STATED PROBLEM: Copy every line of the records below where the word "青蓝工程" occurs.

Records from a dataset:
** BEGIN **
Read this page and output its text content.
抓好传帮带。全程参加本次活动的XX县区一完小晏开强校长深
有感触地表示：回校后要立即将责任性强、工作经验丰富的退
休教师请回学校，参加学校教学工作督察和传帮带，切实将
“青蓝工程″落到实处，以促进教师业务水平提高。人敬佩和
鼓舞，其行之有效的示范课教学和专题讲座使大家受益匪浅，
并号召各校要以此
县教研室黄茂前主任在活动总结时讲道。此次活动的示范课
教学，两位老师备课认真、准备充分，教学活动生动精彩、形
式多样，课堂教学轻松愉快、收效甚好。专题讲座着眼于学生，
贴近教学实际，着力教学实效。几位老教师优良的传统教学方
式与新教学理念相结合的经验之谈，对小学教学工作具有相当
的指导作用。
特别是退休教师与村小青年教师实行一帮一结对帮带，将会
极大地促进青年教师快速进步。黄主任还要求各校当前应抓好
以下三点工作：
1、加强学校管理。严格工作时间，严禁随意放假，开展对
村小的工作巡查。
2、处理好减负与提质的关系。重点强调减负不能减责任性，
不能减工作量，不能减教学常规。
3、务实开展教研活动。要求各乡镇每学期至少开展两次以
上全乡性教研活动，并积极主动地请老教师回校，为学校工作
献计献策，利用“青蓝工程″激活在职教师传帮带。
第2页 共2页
** END **
CORRECT OUTPUT:
“青蓝工程″落到实处，以促进教师业务水平提高。人敬佩和
献计献策，利用“青蓝工程″激活在职教师传帮带。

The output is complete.